> Task statement: For each line of the data below that contains "this", return that line.

> Material provided:
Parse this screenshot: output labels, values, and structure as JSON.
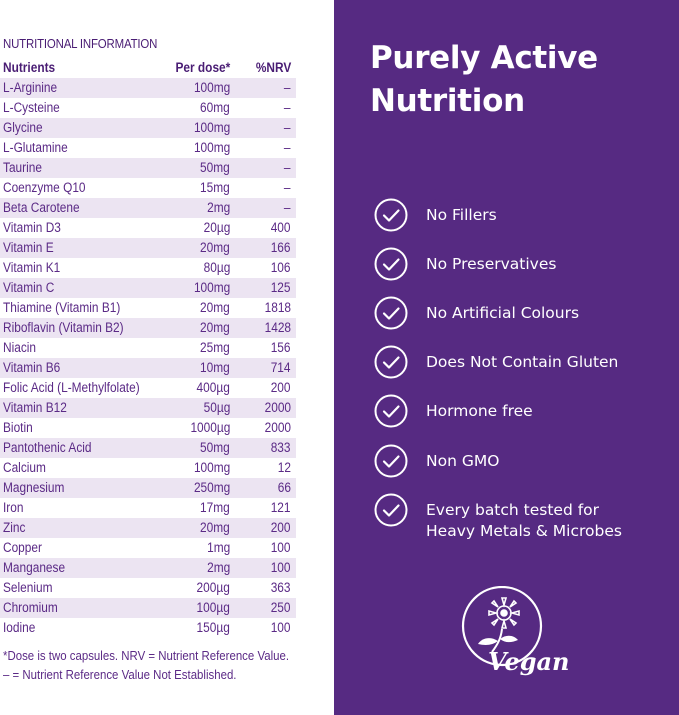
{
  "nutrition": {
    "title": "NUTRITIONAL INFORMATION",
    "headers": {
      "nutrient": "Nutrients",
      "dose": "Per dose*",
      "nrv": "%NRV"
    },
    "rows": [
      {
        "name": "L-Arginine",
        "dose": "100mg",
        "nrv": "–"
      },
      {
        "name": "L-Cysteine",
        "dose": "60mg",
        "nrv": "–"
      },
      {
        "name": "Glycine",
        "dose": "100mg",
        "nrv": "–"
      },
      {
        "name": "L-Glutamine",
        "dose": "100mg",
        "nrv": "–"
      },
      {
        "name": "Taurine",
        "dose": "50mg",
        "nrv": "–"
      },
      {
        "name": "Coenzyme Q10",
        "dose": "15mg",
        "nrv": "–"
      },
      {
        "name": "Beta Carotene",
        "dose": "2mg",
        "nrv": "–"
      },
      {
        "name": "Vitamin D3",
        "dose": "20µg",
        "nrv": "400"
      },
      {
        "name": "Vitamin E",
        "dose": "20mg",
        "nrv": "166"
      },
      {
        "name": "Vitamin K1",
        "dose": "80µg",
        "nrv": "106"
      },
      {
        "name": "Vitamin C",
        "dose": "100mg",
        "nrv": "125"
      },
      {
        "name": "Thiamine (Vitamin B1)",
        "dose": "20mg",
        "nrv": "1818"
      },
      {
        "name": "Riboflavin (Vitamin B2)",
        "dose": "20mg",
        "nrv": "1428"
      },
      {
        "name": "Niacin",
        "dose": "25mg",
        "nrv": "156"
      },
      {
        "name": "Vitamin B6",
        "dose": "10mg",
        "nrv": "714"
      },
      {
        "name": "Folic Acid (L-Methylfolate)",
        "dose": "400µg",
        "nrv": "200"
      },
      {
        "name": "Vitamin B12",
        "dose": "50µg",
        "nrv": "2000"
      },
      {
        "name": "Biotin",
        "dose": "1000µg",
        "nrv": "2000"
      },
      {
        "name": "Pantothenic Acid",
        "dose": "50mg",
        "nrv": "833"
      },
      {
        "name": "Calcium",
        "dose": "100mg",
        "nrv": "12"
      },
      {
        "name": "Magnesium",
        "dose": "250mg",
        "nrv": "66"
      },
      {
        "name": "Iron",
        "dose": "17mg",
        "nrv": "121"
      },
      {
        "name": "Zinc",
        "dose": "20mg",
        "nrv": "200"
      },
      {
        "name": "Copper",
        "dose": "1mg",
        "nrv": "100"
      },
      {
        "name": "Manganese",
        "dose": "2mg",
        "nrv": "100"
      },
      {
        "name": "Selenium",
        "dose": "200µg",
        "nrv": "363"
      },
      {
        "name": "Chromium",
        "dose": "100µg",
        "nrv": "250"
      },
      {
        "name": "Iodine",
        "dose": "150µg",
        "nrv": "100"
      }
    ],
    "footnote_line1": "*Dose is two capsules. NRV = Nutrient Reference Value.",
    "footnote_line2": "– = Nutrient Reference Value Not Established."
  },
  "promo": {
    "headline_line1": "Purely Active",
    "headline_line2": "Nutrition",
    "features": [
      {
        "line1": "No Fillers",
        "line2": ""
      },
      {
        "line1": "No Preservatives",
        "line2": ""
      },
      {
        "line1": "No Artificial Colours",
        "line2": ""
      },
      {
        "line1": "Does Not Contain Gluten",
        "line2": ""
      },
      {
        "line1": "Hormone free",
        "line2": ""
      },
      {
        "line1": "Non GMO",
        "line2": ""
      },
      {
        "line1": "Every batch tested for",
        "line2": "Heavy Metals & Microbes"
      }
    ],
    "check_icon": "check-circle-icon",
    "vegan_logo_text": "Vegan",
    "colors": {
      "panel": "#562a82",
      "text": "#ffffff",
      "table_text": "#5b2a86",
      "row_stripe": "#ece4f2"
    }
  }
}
==
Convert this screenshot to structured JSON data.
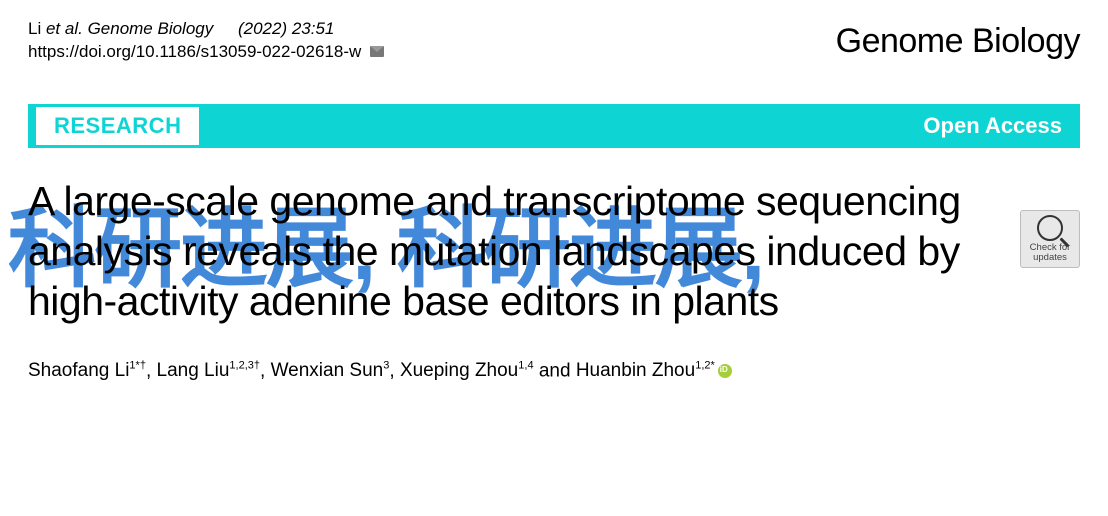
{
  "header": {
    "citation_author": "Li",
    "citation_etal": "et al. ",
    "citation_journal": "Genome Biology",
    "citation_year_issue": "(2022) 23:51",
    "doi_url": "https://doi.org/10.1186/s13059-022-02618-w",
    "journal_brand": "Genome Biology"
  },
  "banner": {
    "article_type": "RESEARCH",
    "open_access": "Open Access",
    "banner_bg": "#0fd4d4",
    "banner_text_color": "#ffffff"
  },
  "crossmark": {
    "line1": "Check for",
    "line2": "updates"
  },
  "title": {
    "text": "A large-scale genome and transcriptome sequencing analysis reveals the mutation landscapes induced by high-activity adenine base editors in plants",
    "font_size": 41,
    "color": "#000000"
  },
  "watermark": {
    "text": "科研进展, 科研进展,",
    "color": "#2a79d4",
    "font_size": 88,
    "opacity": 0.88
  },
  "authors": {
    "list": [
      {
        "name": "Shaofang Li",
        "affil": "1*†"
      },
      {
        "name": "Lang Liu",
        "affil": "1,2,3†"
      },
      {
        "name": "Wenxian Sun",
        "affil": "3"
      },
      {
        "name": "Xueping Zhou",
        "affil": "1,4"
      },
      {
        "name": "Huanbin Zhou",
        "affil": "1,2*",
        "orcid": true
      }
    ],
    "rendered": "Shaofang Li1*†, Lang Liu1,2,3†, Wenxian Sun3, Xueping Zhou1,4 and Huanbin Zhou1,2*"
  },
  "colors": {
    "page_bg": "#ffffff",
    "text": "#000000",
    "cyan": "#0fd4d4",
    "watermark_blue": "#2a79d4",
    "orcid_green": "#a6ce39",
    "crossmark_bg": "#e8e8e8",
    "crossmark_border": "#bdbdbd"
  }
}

> Answer box:
Parse this screenshot: output labels, values, and structure as JSON.
Convert this screenshot to structured JSON data.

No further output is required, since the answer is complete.